╭─ Extracted data
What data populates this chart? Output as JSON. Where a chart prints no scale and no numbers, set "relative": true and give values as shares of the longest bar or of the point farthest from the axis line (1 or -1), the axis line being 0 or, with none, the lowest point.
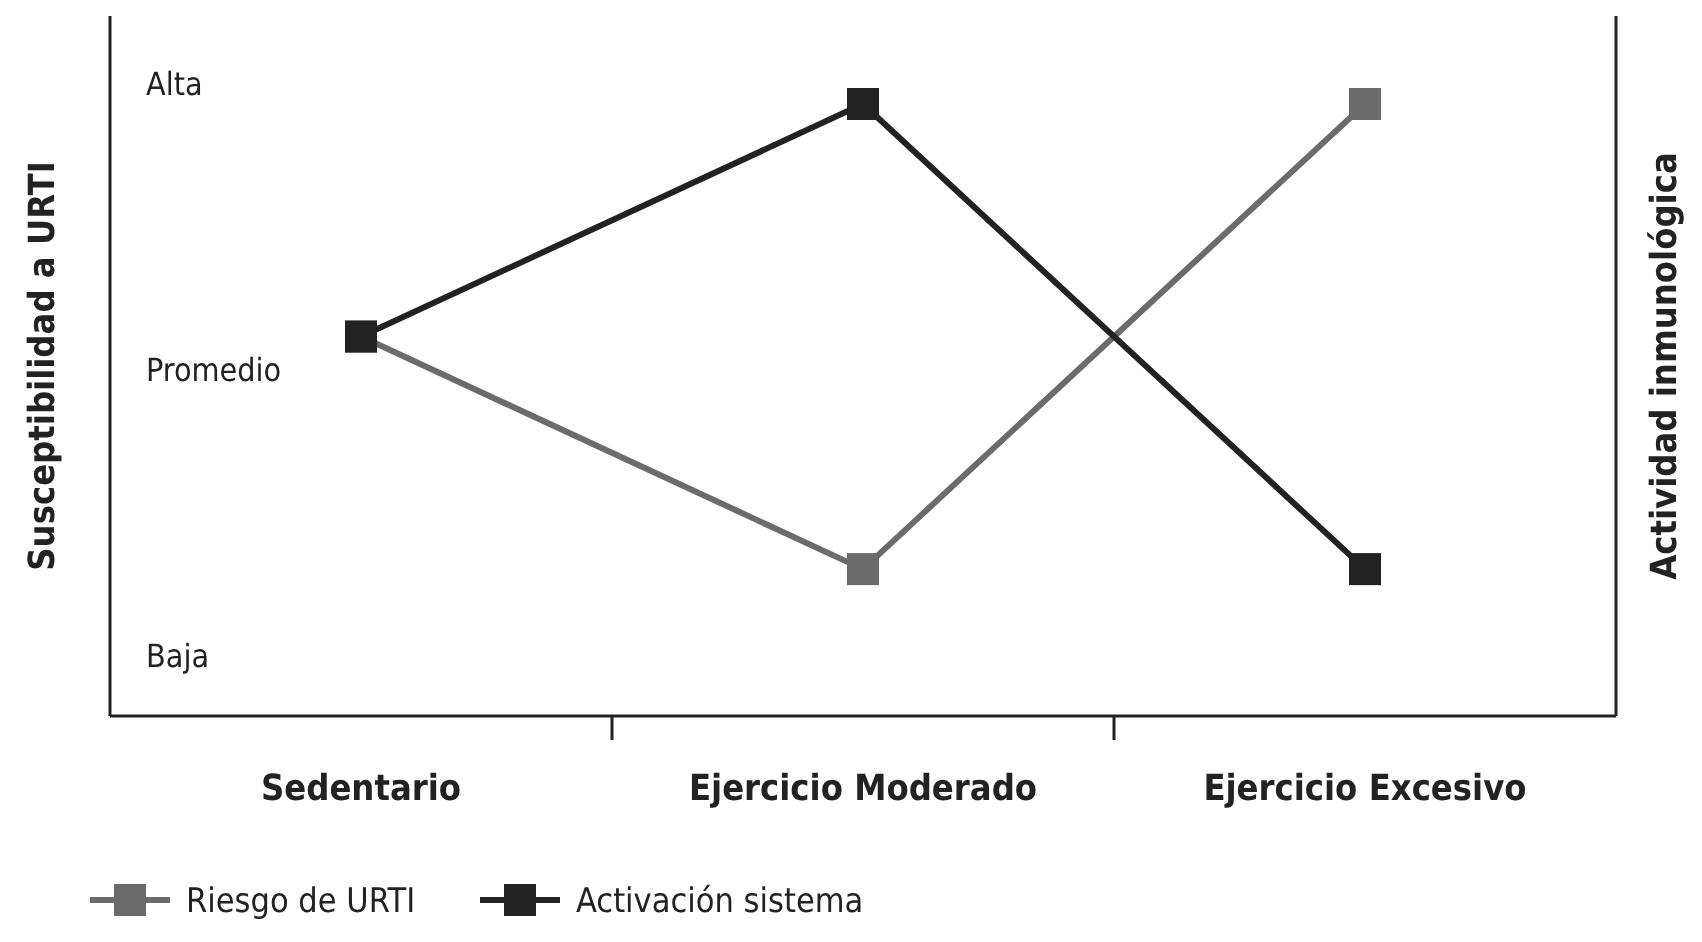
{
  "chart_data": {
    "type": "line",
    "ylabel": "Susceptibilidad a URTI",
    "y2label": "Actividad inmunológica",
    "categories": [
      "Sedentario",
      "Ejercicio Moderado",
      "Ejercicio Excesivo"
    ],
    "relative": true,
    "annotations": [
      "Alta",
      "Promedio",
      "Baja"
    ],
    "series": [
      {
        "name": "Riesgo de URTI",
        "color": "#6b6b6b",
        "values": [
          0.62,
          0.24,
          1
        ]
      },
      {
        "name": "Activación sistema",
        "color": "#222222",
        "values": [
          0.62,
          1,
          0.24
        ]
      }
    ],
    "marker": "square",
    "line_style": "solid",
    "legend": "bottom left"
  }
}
╰─
> Goal
Retype each entry precisely. Skip images entirely.

> Solution for this exercise
What data populates this chart? Output as JSON. Where a chart prints no scale and no numbers, set "relative": true and give values as shares of the longest bar or of the point farthest from the axis line (1 or -1), the axis line being 0 or, with none, the lowest point.
{
  "chart_data": {
    "type": "line",
    "ylabel": "Susceptibilidad a URTI",
    "y2label": "Actividad inmunológica",
    "categories": [
      "Sedentario",
      "Ejercicio Moderado",
      "Ejercicio Excesivo"
    ],
    "relative": true,
    "annotations": [
      "Alta",
      "Promedio",
      "Baja"
    ],
    "series": [
      {
        "name": "Riesgo de URTI",
        "color": "#6b6b6b",
        "values": [
          0.62,
          0.24,
          1
        ]
      },
      {
        "name": "Activación sistema",
        "color": "#222222",
        "values": [
          0.62,
          1,
          0.24
        ]
      }
    ],
    "marker": "square",
    "line_style": "solid",
    "legend": "bottom left"
  }
}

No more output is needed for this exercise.